▶ EXTRAIT À LIRE:
- - -
Ces chiffres ne manquent pas d’interpeller. En effet, ces 500 évacuations ne sont pas quantité négligeable puisqu’elles représentent un peu plus de 3% des effectifs théoriques totaux de la 20e DI. Mais, plus encore, c’est la proportion importante de malades qui intrigue. Bien entendu, rien ne permet d’exclure un certain nombre de stratégies d’évitement temporaire du conflit, de la simulation pure et simple à l’exagération de bobos pour échapper, pendant quelques heures au moins, aux rigueurs des tranchées. Mais, le 25 mars 1915, quelques « propositions » du médecin divisionnaire au général commandant la 20e DI viennent décrire très précisément la situation sanitaire dans laquelle évoluent les poilus, rappelant par la même occasion que les journaux de marches et opérations peuvent se révéler, en certaines circonstances, des sources extrêmement précieuses pour qui s’intéresse à l’expérience combattante.
- - -
▶ DONNÉES AFFICHÉES:
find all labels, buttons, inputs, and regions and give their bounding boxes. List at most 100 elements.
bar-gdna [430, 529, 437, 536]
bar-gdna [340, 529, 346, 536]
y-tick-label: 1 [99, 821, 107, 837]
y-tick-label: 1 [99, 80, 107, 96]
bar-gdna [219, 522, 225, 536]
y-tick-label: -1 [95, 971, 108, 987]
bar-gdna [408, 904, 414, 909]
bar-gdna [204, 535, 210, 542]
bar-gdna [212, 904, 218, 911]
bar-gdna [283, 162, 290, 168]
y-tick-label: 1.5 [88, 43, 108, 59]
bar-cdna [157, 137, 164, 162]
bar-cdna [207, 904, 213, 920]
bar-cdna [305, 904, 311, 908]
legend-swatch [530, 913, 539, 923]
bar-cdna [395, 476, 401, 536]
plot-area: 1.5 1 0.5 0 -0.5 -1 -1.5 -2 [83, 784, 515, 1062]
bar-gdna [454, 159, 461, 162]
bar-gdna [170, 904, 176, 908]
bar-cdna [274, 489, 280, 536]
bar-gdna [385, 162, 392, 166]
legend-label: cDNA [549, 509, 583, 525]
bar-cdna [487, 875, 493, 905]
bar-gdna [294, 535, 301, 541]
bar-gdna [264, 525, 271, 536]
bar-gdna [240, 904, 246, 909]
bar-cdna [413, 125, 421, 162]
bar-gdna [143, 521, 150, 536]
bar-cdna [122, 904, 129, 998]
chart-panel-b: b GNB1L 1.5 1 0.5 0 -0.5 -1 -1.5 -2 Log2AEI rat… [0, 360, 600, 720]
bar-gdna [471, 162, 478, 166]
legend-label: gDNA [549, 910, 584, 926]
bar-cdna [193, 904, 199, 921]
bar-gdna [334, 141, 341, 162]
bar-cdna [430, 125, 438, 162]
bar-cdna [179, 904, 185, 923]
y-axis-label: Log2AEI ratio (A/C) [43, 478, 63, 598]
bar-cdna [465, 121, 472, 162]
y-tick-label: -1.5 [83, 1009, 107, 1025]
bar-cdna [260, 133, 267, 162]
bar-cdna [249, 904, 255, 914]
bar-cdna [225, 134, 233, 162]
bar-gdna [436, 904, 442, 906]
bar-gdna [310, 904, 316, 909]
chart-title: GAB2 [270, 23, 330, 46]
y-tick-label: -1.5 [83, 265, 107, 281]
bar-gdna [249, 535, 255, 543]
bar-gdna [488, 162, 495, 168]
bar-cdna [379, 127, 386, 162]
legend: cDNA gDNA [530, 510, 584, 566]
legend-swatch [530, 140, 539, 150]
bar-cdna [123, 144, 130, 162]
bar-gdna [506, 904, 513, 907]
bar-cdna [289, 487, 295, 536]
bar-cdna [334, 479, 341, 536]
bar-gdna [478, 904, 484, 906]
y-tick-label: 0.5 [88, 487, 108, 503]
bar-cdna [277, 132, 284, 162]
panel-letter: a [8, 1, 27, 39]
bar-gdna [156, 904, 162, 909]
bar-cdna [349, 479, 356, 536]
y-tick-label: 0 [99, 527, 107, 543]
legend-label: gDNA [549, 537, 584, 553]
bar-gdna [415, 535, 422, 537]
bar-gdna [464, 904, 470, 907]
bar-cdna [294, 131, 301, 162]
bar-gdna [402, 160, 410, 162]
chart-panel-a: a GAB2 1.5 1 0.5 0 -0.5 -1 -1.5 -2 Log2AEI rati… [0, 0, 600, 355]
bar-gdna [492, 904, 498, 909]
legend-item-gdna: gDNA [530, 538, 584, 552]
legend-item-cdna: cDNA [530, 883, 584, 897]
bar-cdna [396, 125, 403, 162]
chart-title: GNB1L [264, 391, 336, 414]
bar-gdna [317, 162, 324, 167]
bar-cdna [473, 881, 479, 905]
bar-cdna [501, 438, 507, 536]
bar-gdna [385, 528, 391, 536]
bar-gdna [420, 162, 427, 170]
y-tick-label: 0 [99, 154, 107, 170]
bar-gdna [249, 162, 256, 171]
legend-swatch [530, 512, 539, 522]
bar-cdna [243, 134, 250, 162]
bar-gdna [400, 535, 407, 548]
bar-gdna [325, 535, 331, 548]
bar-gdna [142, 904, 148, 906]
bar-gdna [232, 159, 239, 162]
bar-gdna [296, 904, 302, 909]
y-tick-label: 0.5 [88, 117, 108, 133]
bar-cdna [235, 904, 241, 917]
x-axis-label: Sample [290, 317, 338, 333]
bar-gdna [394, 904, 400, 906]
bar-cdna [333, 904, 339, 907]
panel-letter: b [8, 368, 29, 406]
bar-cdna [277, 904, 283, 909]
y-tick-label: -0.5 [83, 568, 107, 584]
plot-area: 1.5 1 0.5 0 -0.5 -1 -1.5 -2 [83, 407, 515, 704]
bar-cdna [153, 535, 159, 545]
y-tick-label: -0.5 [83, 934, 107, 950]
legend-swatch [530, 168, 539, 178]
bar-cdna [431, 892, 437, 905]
- - -
▶ CONSIGNE:
Poursuivez l'extrait sur les évacuations sanitaires de la 20e DI en reprenant juste après sa dernière phrase.

▶ RÉSULTAT:
A lire cette archive, l’hygiène en première ligne est une simple vue de l’esprit, abstraction réservée au confort douillet de l’arrière. Le service de santé prescrit ainsi que « les boyaux donnant accès dans les tranchées [soient] tenus dans le plus grand état de propreté » et réclame que « les fumiers, les ordures de toute sorte [soient] enfouis » et des feuillées creusées pour les besoins des combattants. Sous-entendu, tel n’est pas nécessairement le cas en ce printemps 1915. Il est également question de « flaques d’eau stagnantes » et de « récipients remplis d’eau croupissante » où se développent des « larves de moucherons, de mouches et de moustiques, tous insectes qui jouent un grand rôle dans la propagation des  maladies ».  Le document prescrit enfin que les cagnas et autres abris de première ligne soient dans la mesure du possible équipés de deux ouvertures afin de permettre une meilleur ventilation, ce qui en creux dit l’air vicié qui peut y régner.

En Artois, 23 mai 1915. La Contemporaine: VAL 288/158.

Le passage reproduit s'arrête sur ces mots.